**Problem to work on:**
Go through the listing and write out all of it exactly.

[Collection entries]
*****

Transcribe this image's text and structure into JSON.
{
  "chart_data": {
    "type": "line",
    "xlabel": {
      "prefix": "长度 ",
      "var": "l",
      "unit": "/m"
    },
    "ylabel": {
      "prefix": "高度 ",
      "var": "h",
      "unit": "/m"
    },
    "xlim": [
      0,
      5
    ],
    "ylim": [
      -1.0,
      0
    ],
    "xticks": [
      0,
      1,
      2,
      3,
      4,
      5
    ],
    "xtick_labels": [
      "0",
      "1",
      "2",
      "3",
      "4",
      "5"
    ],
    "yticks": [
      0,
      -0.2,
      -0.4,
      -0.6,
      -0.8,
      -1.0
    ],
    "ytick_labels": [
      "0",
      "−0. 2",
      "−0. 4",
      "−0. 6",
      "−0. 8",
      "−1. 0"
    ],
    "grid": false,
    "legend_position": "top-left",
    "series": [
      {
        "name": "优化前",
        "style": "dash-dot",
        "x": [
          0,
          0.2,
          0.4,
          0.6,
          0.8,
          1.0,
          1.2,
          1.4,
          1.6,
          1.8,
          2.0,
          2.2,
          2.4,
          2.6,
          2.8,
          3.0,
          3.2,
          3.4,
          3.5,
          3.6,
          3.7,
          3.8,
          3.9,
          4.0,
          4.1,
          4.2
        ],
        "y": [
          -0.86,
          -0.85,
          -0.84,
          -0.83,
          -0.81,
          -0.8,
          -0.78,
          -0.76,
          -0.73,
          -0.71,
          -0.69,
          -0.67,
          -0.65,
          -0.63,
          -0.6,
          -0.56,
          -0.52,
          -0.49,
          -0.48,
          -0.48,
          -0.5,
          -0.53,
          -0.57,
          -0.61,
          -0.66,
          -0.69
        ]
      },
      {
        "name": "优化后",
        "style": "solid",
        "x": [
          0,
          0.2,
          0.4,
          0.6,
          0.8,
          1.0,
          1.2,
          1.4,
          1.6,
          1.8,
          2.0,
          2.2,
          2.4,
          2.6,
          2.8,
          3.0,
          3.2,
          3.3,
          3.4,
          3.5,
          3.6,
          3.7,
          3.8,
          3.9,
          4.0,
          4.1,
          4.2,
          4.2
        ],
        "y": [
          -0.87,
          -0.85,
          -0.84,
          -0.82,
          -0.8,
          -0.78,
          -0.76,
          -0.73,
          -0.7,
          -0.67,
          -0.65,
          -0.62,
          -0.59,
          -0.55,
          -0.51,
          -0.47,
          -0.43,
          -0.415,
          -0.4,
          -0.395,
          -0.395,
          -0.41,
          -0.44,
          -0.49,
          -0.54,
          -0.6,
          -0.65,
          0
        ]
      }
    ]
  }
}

*****

**Correct result:**
Transcribe this image's text and structure into JSON.
{
  "chart_data": {
    "type": "line",
    "xlabel": {
      "prefix": "长度 ",
      "var": "l",
      "unit": "/m"
    },
    "ylabel": {
      "prefix": "高度 ",
      "var": "h",
      "unit": "/m"
    },
    "xlim": [
      0,
      5
    ],
    "ylim": [
      -1.0,
      0
    ],
    "xticks": [
      0,
      1,
      2,
      3,
      4,
      5
    ],
    "xtick_labels": [
      "0",
      "1",
      "2",
      "3",
      "4",
      "5"
    ],
    "yticks": [
      0,
      -0.2,
      -0.4,
      -0.6,
      -0.8,
      -1.0
    ],
    "ytick_labels": [
      "0",
      "−0. 2",
      "−0. 4",
      "−0. 6",
      "−0. 8",
      "−1. 0"
    ],
    "grid": false,
    "legend_position": "top-left",
    "series": [
      {
        "name": "优化前",
        "style": "dash-dot",
        "x": [
          0,
          0.2,
          0.4,
          0.6,
          0.8,
          1.0,
          1.2,
          1.4,
          1.6,
          1.8,
          2.0,
          2.2,
          2.4,
          2.6,
          2.8,
          3.0,
          3.2,
          3.4,
          3.5,
          3.6,
          3.7,
          3.8,
          3.9,
          4.0,
          4.1,
          4.2
        ],
        "y": [
          -0.86,
          -0.85,
          -0.84,
          -0.83,
          -0.81,
          -0.8,
          -0.78,
          -0.76,
          -0.73,
          -0.71,
          -0.69,
          -0.67,
          -0.65,
          -0.63,
          -0.6,
          -0.56,
          -0.52,
          -0.49,
          -0.48,
          -0.48,
          -0.5,
          -0.53,
          -0.57,
          -0.61,
          -0.66,
          -0.69
        ]
      },
      {
        "name": "优化后",
        "style": "solid",
        "x": [
          0,
          0.2,
          0.4,
          0.6,
          0.8,
          1.0,
          1.2,
          1.4,
          1.6,
          1.8,
          2.0,
          2.2,
          2.4,
          2.6,
          2.8,
          3.0,
          3.2,
          3.3,
          3.4,
          3.5,
          3.6,
          3.7,
          3.8,
          3.9,
          4.0,
          4.1,
          4.2,
          4.2
        ],
        "y": [
          -0.87,
          -0.85,
          -0.84,
          -0.82,
          -0.8,
          -0.78,
          -0.76,
          -0.73,
          -0.7,
          -0.67,
          -0.65,
          -0.62,
          -0.59,
          -0.55,
          -0.51,
          -0.47,
          -0.43,
          -0.415,
          -0.4,
          -0.395,
          -0.395,
          -0.41,
          -0.44,
          -0.49,
          -0.54,
          -0.6,
          -0.65,
          0
        ]
      }
    ]
  }
}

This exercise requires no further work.